** Set task **
Scan the data below for the string "What". Show every line where it turns up.

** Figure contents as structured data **

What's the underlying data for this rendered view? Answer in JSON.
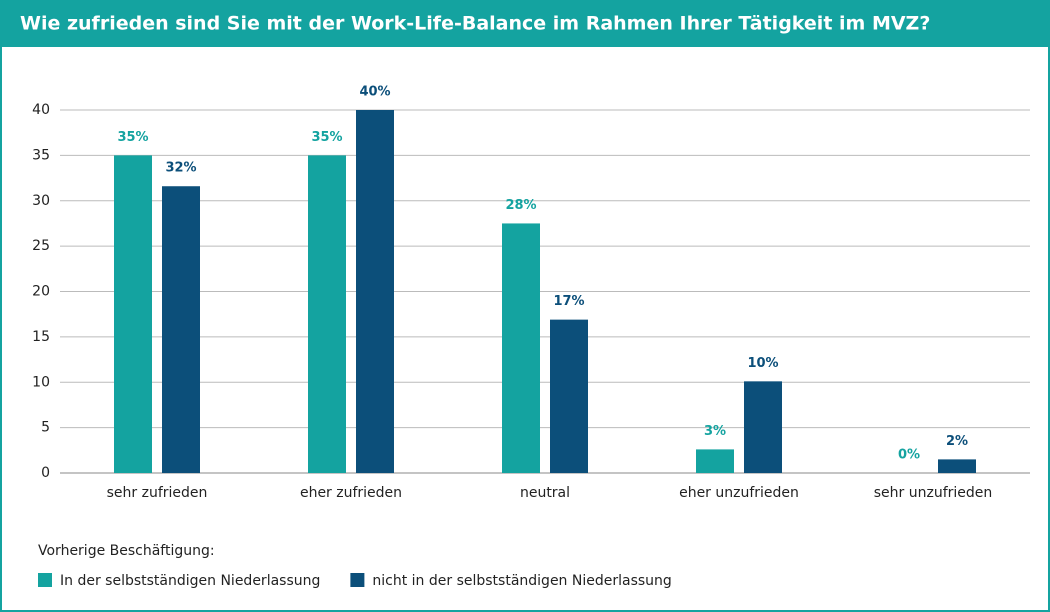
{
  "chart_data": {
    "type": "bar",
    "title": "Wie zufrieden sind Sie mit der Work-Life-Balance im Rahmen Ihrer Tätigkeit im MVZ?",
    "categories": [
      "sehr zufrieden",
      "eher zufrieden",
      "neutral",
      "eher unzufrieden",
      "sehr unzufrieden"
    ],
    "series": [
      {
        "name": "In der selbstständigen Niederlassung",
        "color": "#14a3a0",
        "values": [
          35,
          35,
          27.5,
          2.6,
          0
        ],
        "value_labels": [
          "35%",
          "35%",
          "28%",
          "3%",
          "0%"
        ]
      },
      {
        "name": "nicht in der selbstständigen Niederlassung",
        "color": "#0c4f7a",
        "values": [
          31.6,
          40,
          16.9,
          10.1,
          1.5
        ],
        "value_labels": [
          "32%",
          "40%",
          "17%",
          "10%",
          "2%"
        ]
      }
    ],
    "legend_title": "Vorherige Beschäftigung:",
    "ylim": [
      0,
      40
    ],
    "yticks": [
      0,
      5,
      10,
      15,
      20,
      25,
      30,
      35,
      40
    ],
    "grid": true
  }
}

--

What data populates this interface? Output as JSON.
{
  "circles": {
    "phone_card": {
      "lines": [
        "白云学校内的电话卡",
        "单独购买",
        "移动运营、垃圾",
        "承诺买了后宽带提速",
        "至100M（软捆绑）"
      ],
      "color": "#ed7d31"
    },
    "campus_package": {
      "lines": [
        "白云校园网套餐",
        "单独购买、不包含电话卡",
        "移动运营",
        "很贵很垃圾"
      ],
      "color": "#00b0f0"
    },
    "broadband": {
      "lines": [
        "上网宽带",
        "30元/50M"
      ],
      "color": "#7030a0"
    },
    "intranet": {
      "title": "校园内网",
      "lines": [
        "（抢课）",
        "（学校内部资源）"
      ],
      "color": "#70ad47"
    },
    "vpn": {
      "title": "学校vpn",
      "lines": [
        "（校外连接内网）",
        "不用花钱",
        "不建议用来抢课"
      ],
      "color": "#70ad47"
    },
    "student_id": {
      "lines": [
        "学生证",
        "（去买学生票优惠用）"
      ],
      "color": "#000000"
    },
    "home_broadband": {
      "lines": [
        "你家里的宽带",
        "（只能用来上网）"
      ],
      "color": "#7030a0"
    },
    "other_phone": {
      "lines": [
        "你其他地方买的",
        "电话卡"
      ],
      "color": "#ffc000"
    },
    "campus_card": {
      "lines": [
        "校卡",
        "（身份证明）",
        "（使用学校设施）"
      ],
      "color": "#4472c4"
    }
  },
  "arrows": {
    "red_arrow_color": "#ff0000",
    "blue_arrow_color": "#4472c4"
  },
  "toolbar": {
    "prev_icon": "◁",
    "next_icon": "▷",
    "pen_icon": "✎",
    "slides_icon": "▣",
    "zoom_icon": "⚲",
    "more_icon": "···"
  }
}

** Answer to the task **
What's the underlying data for this rendered view? Answer in JSON.
What data populates this interface? Output as JSON.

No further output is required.